* [Data extract]

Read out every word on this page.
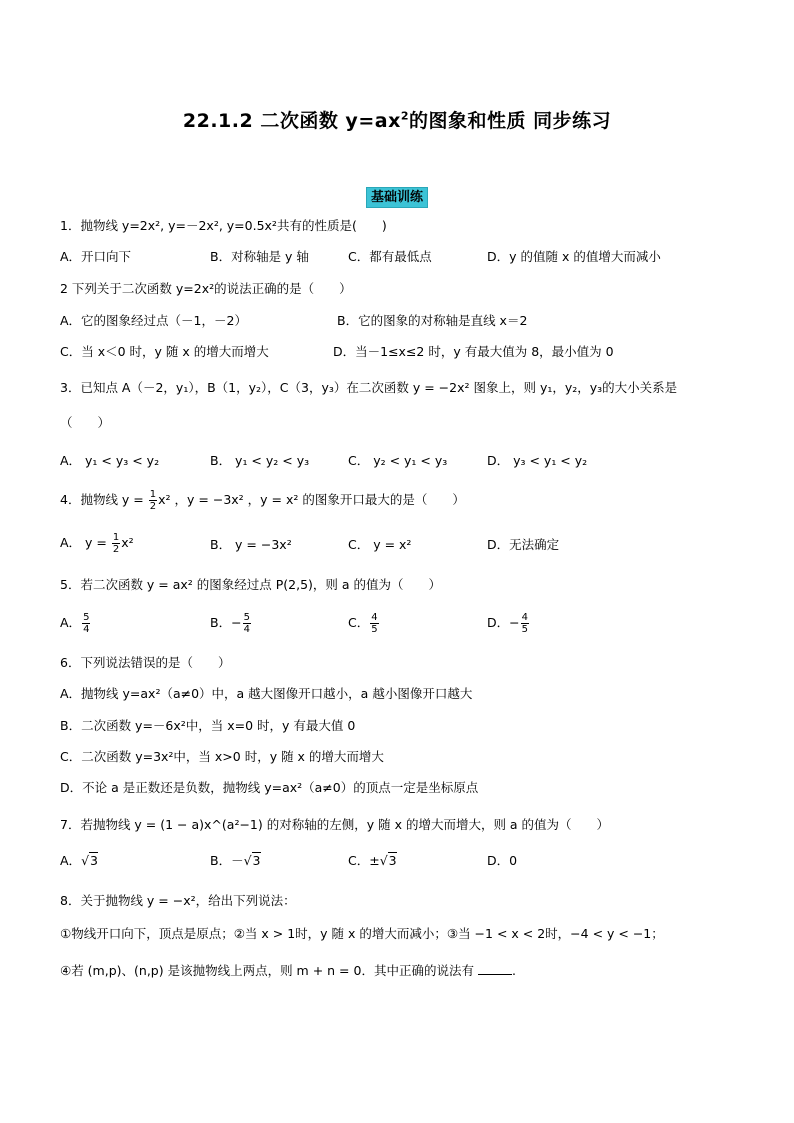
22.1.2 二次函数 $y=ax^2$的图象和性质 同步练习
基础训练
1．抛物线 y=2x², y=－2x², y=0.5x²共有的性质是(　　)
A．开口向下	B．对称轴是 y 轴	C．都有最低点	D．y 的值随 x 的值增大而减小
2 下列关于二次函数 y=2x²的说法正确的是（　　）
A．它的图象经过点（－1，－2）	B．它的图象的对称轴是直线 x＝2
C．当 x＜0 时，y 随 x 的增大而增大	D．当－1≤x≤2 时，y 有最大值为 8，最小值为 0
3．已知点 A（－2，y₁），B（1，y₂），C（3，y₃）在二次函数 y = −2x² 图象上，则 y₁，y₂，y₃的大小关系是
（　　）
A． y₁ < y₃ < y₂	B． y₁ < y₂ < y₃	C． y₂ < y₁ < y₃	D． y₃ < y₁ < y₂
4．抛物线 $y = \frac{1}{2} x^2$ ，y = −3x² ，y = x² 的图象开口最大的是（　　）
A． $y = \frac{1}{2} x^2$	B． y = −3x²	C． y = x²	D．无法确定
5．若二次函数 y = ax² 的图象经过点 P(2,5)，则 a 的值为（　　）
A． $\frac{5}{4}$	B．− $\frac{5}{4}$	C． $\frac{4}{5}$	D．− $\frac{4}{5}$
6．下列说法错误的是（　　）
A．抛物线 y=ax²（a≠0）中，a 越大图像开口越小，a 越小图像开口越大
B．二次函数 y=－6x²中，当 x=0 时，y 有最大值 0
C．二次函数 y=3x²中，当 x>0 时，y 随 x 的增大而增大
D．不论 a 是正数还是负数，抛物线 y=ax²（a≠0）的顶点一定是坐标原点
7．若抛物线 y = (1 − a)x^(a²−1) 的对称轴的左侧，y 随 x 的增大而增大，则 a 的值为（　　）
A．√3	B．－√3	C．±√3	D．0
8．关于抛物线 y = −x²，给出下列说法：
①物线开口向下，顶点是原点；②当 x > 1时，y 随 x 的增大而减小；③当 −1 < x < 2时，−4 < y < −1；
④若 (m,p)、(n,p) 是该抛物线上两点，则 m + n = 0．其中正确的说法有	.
--
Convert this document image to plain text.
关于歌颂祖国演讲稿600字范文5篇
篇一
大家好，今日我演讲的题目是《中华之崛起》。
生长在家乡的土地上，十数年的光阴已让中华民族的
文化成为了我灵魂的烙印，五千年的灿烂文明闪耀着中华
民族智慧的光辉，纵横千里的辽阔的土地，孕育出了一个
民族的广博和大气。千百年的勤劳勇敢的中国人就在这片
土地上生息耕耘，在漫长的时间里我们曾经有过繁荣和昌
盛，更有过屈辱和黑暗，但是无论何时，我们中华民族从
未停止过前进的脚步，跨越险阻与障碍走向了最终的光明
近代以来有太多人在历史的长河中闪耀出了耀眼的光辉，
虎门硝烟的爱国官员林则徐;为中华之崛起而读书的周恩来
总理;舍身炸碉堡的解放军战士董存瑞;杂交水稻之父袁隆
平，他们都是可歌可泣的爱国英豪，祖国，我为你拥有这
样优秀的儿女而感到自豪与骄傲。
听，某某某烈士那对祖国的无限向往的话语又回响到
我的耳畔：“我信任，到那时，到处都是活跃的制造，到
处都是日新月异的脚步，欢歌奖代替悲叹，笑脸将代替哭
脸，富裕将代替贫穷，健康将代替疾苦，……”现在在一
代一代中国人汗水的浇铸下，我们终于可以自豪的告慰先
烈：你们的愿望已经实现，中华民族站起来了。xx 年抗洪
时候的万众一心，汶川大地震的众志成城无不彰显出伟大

* [To be done] Pick out every line above that contains the word "frac" and copy it.

* [Exercise answer]
4．抛物线 $y = \frac{1}{2} x^2$ ，y = −3x² ，y = x² 的图象开口最大的是（　　）
A． $y = \frac{1}{2} x^2$	B． y = −3x²	C． y = x²	D．无法确定
A． $\frac{5}{4}$	B．− $\frac{5}{4}$	C． $\frac{4}{5}$	D．− $\frac{4}{5}$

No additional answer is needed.